#### Stored dataset items
┌──
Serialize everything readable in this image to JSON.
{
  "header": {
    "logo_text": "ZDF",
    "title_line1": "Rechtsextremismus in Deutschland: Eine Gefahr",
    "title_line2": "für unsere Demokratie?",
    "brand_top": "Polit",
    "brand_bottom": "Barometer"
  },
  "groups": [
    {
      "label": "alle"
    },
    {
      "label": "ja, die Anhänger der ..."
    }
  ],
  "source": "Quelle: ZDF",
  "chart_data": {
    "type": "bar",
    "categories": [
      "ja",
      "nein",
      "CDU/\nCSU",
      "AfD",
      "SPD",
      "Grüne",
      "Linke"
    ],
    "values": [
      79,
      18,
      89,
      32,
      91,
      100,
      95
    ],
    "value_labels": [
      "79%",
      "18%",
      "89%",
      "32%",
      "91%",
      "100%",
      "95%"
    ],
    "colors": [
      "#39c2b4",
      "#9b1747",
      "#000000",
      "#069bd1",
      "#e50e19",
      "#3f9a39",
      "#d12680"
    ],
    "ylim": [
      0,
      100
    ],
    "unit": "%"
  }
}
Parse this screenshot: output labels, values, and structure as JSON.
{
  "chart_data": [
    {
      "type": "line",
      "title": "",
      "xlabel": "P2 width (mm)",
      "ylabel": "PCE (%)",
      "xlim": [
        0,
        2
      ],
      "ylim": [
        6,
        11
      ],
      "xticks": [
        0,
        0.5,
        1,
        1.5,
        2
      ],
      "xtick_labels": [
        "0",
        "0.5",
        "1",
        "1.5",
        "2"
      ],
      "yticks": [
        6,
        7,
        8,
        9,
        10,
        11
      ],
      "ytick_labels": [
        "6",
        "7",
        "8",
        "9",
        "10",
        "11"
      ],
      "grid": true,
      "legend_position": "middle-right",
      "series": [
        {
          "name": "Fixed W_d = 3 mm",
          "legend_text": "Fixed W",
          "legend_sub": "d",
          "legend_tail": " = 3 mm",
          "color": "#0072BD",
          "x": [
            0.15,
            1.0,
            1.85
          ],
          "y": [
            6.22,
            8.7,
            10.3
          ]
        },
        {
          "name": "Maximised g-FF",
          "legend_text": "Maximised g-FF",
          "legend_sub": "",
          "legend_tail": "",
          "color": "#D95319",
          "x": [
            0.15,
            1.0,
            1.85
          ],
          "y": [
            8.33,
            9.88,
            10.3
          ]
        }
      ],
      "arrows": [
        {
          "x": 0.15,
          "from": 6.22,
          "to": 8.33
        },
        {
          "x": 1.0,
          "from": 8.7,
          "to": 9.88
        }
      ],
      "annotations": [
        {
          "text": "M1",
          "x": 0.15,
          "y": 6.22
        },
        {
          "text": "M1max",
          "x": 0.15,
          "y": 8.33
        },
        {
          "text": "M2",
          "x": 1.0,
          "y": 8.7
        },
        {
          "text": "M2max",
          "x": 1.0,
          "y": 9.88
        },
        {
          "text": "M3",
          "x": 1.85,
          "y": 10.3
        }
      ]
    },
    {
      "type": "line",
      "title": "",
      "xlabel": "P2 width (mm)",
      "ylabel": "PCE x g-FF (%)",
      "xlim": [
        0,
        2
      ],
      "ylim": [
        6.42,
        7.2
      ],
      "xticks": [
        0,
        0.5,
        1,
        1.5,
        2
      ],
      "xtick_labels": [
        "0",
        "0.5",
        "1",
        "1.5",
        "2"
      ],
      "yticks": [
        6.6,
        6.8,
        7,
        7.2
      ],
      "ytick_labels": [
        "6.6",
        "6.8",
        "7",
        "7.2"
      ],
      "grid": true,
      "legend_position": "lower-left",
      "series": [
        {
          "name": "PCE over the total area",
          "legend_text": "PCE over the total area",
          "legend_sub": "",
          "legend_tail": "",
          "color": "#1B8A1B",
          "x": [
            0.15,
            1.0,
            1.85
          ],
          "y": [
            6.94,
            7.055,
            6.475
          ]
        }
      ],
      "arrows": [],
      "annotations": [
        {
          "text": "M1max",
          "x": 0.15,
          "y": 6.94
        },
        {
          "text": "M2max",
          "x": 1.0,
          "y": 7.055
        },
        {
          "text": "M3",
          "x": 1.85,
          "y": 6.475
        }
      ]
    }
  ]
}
└──
#### TASK GOAL
Copy the data above exactly. Every line must be included.

#### CORRECT RESPONSE
Serialize everything readable in this image to JSON.
{
  "header": {
    "logo_text": "ZDF",
    "title_line1": "Rechtsextremismus in Deutschland: Eine Gefahr",
    "title_line2": "für unsere Demokratie?",
    "brand_top": "Polit",
    "brand_bottom": "Barometer"
  },
  "groups": [
    {
      "label": "alle"
    },
    {
      "label": "ja, die Anhänger der ..."
    }
  ],
  "source": "Quelle: ZDF",
  "chart_data": {
    "type": "bar",
    "categories": [
      "ja",
      "nein",
      "CDU/\nCSU",
      "AfD",
      "SPD",
      "Grüne",
      "Linke"
    ],
    "values": [
      79,
      18,
      89,
      32,
      91,
      100,
      95
    ],
    "value_labels": [
      "79%",
      "18%",
      "89%",
      "32%",
      "91%",
      "100%",
      "95%"
    ],
    "colors": [
      "#39c2b4",
      "#9b1747",
      "#000000",
      "#069bd1",
      "#e50e19",
      "#3f9a39",
      "#d12680"
    ],
    "ylim": [
      0,
      100
    ],
    "unit": "%"
  }
}
Parse this screenshot: output labels, values, and structure as JSON.
{
  "chart_data": [
    {
      "type": "line",
      "title": "",
      "xlabel": "P2 width (mm)",
      "ylabel": "PCE (%)",
      "xlim": [
        0,
        2
      ],
      "ylim": [
        6,
        11
      ],
      "xticks": [
        0,
        0.5,
        1,
        1.5,
        2
      ],
      "xtick_labels": [
        "0",
        "0.5",
        "1",
        "1.5",
        "2"
      ],
      "yticks": [
        6,
        7,
        8,
        9,
        10,
        11
      ],
      "ytick_labels": [
        "6",
        "7",
        "8",
        "9",
        "10",
        "11"
      ],
      "grid": true,
      "legend_position": "middle-right",
      "series": [
        {
          "name": "Fixed W_d = 3 mm",
          "legend_text": "Fixed W",
          "legend_sub": "d",
          "legend_tail": " = 3 mm",
          "color": "#0072BD",
          "x": [
            0.15,
            1.0,
            1.85
          ],
          "y": [
            6.22,
            8.7,
            10.3
          ]
        },
        {
          "name": "Maximised g-FF",
          "legend_text": "Maximised g-FF",
          "legend_sub": "",
          "legend_tail": "",
          "color": "#D95319",
          "x": [
            0.15,
            1.0,
            1.85
          ],
          "y": [
            8.33,
            9.88,
            10.3
          ]
        }
      ],
      "arrows": [
        {
          "x": 0.15,
          "from": 6.22,
          "to": 8.33
        },
        {
          "x": 1.0,
          "from": 8.7,
          "to": 9.88
        }
      ],
      "annotations": [
        {
          "text": "M1",
          "x": 0.15,
          "y": 6.22
        },
        {
          "text": "M1max",
          "x": 0.15,
          "y": 8.33
        },
        {
          "text": "M2",
          "x": 1.0,
          "y": 8.7
        },
        {
          "text": "M2max",
          "x": 1.0,
          "y": 9.88
        },
        {
          "text": "M3",
          "x": 1.85,
          "y": 10.3
        }
      ]
    },
    {
      "type": "line",
      "title": "",
      "xlabel": "P2 width (mm)",
      "ylabel": "PCE x g-FF (%)",
      "xlim": [
        0,
        2
      ],
      "ylim": [
        6.42,
        7.2
      ],
      "xticks": [
        0,
        0.5,
        1,
        1.5,
        2
      ],
      "xtick_labels": [
        "0",
        "0.5",
        "1",
        "1.5",
        "2"
      ],
      "yticks": [
        6.6,
        6.8,
        7,
        7.2
      ],
      "ytick_labels": [
        "6.6",
        "6.8",
        "7",
        "7.2"
      ],
      "grid": true,
      "legend_position": "lower-left",
      "series": [
        {
          "name": "PCE over the total area",
          "legend_text": "PCE over the total area",
          "legend_sub": "",
          "legend_tail": "",
          "color": "#1B8A1B",
          "x": [
            0.15,
            1.0,
            1.85
          ],
          "y": [
            6.94,
            7.055,
            6.475
          ]
        }
      ],
      "arrows": [],
      "annotations": [
        {
          "text": "M1max",
          "x": 0.15,
          "y": 6.94
        },
        {
          "text": "M2max",
          "x": 1.0,
          "y": 7.055
        },
        {
          "text": "M3",
          "x": 1.85,
          "y": 6.475
        }
      ]
    }
  ]
}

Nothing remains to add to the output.